§ **RECORDS TO PROCESS**
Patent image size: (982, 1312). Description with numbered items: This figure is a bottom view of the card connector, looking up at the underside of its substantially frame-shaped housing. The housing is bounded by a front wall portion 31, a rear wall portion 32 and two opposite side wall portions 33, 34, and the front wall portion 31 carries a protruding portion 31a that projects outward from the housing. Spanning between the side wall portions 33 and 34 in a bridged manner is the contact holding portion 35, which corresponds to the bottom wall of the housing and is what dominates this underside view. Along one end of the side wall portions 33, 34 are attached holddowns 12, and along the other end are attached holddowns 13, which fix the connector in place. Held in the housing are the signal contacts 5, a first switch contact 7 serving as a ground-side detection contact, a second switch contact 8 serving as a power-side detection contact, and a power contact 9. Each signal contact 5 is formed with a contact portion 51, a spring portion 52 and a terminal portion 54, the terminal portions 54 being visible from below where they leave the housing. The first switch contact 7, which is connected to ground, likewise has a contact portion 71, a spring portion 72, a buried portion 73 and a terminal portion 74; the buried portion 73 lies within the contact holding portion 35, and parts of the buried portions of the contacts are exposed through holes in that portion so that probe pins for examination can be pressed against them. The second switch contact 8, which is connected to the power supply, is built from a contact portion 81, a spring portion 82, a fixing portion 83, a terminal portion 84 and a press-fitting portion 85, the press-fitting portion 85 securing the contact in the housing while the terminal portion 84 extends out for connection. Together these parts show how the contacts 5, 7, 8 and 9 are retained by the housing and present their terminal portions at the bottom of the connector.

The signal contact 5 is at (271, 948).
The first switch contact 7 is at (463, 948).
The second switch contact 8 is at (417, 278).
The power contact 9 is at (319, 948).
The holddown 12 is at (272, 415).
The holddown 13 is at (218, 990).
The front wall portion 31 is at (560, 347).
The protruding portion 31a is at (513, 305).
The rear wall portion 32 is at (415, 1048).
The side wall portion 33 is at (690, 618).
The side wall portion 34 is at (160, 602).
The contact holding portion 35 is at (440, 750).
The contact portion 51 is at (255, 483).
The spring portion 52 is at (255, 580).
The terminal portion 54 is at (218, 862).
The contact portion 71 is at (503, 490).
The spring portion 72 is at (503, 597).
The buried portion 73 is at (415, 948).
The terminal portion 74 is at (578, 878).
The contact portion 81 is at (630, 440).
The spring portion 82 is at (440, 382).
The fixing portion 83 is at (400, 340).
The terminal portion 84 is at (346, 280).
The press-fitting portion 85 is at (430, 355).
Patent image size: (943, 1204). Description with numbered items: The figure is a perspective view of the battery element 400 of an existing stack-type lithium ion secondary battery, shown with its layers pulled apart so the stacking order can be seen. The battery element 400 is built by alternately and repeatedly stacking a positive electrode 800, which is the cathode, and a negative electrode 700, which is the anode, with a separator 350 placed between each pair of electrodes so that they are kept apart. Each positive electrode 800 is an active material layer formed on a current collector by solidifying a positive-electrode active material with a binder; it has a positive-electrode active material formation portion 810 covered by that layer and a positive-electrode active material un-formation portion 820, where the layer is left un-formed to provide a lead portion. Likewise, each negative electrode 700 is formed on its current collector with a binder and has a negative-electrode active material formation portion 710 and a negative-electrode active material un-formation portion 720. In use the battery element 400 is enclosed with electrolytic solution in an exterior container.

§ **WHAT IS ASKED**
Pick out and copy every line of the items above that contains the word "repeatedly". Upper and lower case count as different.

§ **WORKED ANSWER**
Patent image size: (943, 1204). Description with numbered items: The figure is a perspective view of the battery element 400 of an existing stack-type lithium ion secondary battery, shown with its layers pulled apart so the stacking order can be seen. The battery element 400 is built by alternately and repeatedly stacking a positive electrode 800, which is the cathode, and a negative electrode 700, which is the anode, with a separator 350 placed between each pair of electrodes so that they are kept apart. Each positive electrode 800 is an active material layer formed on a current collector by solidifying a positive-electrode active material with a binder; it has a positive-electrode active material formation portion 810 covered by that layer and a positive-electrode active material un-formation portion 820, where the layer is left un-formed to provide a lead portion. Likewise, each negative electrode 700 is formed on its current collector with a binder and has a negative-electrode active material formation portion 710 and a negative-electrode active material un-formation portion 720. In use the battery element 400 is enclosed with electrolytic solution in an exterior container.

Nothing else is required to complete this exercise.